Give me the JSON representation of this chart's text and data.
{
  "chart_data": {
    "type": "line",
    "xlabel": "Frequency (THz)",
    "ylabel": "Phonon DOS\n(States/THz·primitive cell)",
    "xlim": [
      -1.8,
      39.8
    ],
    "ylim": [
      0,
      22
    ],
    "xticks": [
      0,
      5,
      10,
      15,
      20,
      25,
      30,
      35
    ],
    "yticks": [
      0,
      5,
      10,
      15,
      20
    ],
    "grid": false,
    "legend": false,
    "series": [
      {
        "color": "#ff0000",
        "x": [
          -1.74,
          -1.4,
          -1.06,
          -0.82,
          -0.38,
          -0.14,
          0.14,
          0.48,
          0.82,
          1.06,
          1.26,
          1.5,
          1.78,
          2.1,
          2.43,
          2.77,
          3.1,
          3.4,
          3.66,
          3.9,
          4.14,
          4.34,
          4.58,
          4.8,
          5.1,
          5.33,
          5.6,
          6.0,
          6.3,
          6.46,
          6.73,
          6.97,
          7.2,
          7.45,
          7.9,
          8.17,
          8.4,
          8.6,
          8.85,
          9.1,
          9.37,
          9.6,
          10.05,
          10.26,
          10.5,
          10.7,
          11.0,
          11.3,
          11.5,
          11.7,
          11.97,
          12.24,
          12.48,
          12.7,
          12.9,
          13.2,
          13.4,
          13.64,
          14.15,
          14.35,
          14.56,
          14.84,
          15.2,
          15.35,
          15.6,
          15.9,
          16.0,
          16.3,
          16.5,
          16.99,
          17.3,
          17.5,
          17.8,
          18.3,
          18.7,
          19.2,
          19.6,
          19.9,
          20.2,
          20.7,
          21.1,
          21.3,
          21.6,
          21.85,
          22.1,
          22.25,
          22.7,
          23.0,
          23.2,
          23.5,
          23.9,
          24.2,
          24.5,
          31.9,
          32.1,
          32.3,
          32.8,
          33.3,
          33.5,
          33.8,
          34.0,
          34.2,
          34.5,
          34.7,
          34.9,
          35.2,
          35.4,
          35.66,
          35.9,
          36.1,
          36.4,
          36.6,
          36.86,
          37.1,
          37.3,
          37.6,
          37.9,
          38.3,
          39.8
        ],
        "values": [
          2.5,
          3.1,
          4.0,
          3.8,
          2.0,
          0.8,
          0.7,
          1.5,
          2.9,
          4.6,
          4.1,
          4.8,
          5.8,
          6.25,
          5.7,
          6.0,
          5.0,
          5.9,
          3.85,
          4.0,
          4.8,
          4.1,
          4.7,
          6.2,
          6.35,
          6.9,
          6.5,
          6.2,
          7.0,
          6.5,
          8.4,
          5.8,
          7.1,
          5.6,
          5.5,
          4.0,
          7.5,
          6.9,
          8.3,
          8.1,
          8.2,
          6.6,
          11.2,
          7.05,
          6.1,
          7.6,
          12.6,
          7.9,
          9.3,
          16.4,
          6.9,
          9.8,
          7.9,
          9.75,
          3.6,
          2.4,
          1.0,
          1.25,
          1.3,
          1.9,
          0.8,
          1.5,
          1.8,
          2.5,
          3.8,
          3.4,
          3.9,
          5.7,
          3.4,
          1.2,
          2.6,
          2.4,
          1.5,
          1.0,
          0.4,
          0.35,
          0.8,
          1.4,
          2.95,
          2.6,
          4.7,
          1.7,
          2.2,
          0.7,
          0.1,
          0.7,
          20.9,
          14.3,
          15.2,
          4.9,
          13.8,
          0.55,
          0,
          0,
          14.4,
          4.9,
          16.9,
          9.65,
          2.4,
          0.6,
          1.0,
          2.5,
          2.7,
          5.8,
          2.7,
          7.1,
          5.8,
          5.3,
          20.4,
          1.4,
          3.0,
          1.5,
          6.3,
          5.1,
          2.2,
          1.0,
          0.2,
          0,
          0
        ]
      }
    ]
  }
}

-*-*-

■ **Directions**: Quote the entire listing above exactly.

■ **Problem solution**:
Give me the JSON representation of this chart's text and data.
{
  "chart_data": {
    "type": "line",
    "xlabel": "Frequency (THz)",
    "ylabel": "Phonon DOS\n(States/THz·primitive cell)",
    "xlim": [
      -1.8,
      39.8
    ],
    "ylim": [
      0,
      22
    ],
    "xticks": [
      0,
      5,
      10,
      15,
      20,
      25,
      30,
      35
    ],
    "yticks": [
      0,
      5,
      10,
      15,
      20
    ],
    "grid": false,
    "legend": false,
    "series": [
      {
        "color": "#ff0000",
        "x": [
          -1.74,
          -1.4,
          -1.06,
          -0.82,
          -0.38,
          -0.14,
          0.14,
          0.48,
          0.82,
          1.06,
          1.26,
          1.5,
          1.78,
          2.1,
          2.43,
          2.77,
          3.1,
          3.4,
          3.66,
          3.9,
          4.14,
          4.34,
          4.58,
          4.8,
          5.1,
          5.33,
          5.6,
          6.0,
          6.3,
          6.46,
          6.73,
          6.97,
          7.2,
          7.45,
          7.9,
          8.17,
          8.4,
          8.6,
          8.85,
          9.1,
          9.37,
          9.6,
          10.05,
          10.26,
          10.5,
          10.7,
          11.0,
          11.3,
          11.5,
          11.7,
          11.97,
          12.24,
          12.48,
          12.7,
          12.9,
          13.2,
          13.4,
          13.64,
          14.15,
          14.35,
          14.56,
          14.84,
          15.2,
          15.35,
          15.6,
          15.9,
          16.0,
          16.3,
          16.5,
          16.99,
          17.3,
          17.5,
          17.8,
          18.3,
          18.7,
          19.2,
          19.6,
          19.9,
          20.2,
          20.7,
          21.1,
          21.3,
          21.6,
          21.85,
          22.1,
          22.25,
          22.7,
          23.0,
          23.2,
          23.5,
          23.9,
          24.2,
          24.5,
          31.9,
          32.1,
          32.3,
          32.8,
          33.3,
          33.5,
          33.8,
          34.0,
          34.2,
          34.5,
          34.7,
          34.9,
          35.2,
          35.4,
          35.66,
          35.9,
          36.1,
          36.4,
          36.6,
          36.86,
          37.1,
          37.3,
          37.6,
          37.9,
          38.3,
          39.8
        ],
        "values": [
          2.5,
          3.1,
          4.0,
          3.8,
          2.0,
          0.8,
          0.7,
          1.5,
          2.9,
          4.6,
          4.1,
          4.8,
          5.8,
          6.25,
          5.7,
          6.0,
          5.0,
          5.9,
          3.85,
          4.0,
          4.8,
          4.1,
          4.7,
          6.2,
          6.35,
          6.9,
          6.5,
          6.2,
          7.0,
          6.5,
          8.4,
          5.8,
          7.1,
          5.6,
          5.5,
          4.0,
          7.5,
          6.9,
          8.3,
          8.1,
          8.2,
          6.6,
          11.2,
          7.05,
          6.1,
          7.6,
          12.6,
          7.9,
          9.3,
          16.4,
          6.9,
          9.8,
          7.9,
          9.75,
          3.6,
          2.4,
          1.0,
          1.25,
          1.3,
          1.9,
          0.8,
          1.5,
          1.8,
          2.5,
          3.8,
          3.4,
          3.9,
          5.7,
          3.4,
          1.2,
          2.6,
          2.4,
          1.5,
          1.0,
          0.4,
          0.35,
          0.8,
          1.4,
          2.95,
          2.6,
          4.7,
          1.7,
          2.2,
          0.7,
          0.1,
          0.7,
          20.9,
          14.3,
          15.2,
          4.9,
          13.8,
          0.55,
          0,
          0,
          14.4,
          4.9,
          16.9,
          9.65,
          2.4,
          0.6,
          1.0,
          2.5,
          2.7,
          5.8,
          2.7,
          7.1,
          5.8,
          5.3,
          20.4,
          1.4,
          3.0,
          1.5,
          6.3,
          5.1,
          2.2,
          1.0,
          0.2,
          0,
          0
        ]
      }
    ]
  }
}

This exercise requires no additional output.